WORK REQUIRED = Please copy out all lines of the entries that contain the word "activement".

RAW DATA =
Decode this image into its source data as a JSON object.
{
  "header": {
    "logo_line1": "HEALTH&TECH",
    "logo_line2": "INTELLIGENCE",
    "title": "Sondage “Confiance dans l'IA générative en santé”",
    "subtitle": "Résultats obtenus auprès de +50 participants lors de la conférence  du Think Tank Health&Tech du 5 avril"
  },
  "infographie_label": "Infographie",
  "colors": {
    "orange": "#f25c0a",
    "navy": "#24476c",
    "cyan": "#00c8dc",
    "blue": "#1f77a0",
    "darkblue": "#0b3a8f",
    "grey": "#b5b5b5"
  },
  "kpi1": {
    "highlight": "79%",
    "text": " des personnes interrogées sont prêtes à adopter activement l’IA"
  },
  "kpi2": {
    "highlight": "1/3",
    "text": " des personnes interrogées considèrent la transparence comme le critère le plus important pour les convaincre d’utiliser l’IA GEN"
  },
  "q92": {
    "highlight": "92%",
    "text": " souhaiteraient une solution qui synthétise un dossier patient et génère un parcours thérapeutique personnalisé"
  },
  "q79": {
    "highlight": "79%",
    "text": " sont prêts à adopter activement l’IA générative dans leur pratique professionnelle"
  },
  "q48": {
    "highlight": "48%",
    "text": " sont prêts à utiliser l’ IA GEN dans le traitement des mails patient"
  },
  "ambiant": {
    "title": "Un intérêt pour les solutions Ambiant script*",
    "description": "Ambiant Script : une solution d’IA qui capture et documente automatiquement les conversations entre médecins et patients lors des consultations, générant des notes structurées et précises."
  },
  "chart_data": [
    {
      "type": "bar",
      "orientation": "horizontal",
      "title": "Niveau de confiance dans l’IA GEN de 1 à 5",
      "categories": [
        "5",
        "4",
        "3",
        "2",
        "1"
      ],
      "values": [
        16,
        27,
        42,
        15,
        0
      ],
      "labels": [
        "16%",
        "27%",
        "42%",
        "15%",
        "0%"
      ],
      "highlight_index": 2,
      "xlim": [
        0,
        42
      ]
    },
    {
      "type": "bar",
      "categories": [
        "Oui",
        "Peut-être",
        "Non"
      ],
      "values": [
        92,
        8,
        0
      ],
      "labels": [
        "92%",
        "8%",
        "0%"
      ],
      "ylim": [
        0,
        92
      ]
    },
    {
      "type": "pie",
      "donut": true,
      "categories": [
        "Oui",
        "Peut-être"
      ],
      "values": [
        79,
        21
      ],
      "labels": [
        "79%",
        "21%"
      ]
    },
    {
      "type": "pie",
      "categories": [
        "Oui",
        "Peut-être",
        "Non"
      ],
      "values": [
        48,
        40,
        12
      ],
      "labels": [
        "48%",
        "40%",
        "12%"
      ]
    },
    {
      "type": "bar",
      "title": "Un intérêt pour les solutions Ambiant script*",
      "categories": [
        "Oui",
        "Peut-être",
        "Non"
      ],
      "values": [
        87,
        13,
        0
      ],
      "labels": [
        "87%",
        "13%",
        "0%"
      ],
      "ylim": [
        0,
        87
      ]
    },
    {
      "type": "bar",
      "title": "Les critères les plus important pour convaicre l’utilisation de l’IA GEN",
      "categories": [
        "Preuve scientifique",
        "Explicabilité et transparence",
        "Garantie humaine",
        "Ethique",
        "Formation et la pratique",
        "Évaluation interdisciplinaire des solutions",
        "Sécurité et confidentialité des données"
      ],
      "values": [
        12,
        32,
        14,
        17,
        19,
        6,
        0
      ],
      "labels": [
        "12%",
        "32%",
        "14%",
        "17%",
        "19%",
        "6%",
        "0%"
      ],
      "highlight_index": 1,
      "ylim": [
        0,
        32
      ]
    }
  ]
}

WRITTEN RESPONSE =
    "text": " des personnes interrogées sont prêtes à adopter activement l’IA"
    "text": " sont prêts à adopter activement l’IA générative dans leur pratique professionnelle"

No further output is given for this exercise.